ITEMS

_ _ _ _

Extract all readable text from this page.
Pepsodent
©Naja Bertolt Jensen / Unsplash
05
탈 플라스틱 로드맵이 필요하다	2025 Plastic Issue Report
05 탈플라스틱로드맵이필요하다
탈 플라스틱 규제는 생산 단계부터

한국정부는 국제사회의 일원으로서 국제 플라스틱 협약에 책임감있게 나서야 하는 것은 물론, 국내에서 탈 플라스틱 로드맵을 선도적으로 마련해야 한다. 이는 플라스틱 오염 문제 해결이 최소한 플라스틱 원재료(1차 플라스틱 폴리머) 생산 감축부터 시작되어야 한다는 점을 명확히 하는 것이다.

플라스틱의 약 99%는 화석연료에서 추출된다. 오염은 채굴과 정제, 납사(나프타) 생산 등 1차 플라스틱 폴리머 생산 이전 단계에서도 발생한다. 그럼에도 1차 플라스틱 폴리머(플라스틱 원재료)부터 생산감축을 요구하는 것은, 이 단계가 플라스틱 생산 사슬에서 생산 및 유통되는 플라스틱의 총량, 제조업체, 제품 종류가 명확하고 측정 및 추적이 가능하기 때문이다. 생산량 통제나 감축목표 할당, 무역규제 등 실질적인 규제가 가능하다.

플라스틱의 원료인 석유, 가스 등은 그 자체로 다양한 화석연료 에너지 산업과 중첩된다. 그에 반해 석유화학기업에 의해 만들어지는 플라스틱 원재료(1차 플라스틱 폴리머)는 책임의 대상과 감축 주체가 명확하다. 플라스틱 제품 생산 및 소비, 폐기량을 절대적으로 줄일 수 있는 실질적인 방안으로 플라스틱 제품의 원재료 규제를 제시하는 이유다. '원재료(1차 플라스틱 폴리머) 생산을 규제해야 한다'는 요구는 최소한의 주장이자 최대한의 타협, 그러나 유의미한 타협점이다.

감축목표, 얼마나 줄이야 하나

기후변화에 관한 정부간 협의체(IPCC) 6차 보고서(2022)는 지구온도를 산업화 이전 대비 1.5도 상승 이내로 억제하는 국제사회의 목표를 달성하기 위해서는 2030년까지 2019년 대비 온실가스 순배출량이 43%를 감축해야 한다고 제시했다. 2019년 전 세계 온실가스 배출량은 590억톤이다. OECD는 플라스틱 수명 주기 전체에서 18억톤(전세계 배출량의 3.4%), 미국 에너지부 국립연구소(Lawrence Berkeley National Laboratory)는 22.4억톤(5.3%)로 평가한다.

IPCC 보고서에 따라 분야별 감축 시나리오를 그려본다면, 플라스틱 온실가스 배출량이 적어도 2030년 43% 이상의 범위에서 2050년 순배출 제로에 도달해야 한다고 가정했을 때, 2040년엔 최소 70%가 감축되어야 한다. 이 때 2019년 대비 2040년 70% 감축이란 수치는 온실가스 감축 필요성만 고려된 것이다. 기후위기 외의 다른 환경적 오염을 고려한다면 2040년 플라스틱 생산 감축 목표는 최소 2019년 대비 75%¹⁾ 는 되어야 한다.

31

_ _ _ _

WORK REQUIRED
List the lines of the entries that include "플라스틱의".

COMPLETE RESPONSE
플라스틱의 약 99%는 화석연료에서 추출된다. 오염은 채굴과 정제, 납사(나프타) 생산 등 1차 플라스틱 폴리머 생산 이전 단계에서도 발생한다. 그럼에도 1차 플라스틱 폴리머(플라스틱 원재료)부터 생산감축을 요구하는 것은, 이 단계가 플라스틱 생산 사슬에서 생산 및 유통되는 플라스틱의 총량, 제조업체, 제품 종류가 명확하고 측정 및 추적이 가능하기 때문이다. 생산량 통제나 감축목표 할당, 무역규제 등 실질적인 규제가 가능하다.
플라스틱의 원료인 석유, 가스 등은 그 자체로 다양한 화석연료 에너지 산업과 중첩된다. 그에 반해 석유화학기업에 의해 만들어지는 플라스틱 원재료(1차 플라스틱 폴리머)는 책임의 대상과 감축 주체가 명확하다. 플라스틱 제품 생산 및 소비, 폐기량을 절대적으로 줄일 수 있는 실질적인 방안으로 플라스틱 제품의 원재료 규제를 제시하는 이유다. '원재료(1차 플라스틱 폴리머) 생산을 규제해야 한다'는 요구는 최소한의 주장이자 최대한의 타협, 그러나 유의미한 타협점이다.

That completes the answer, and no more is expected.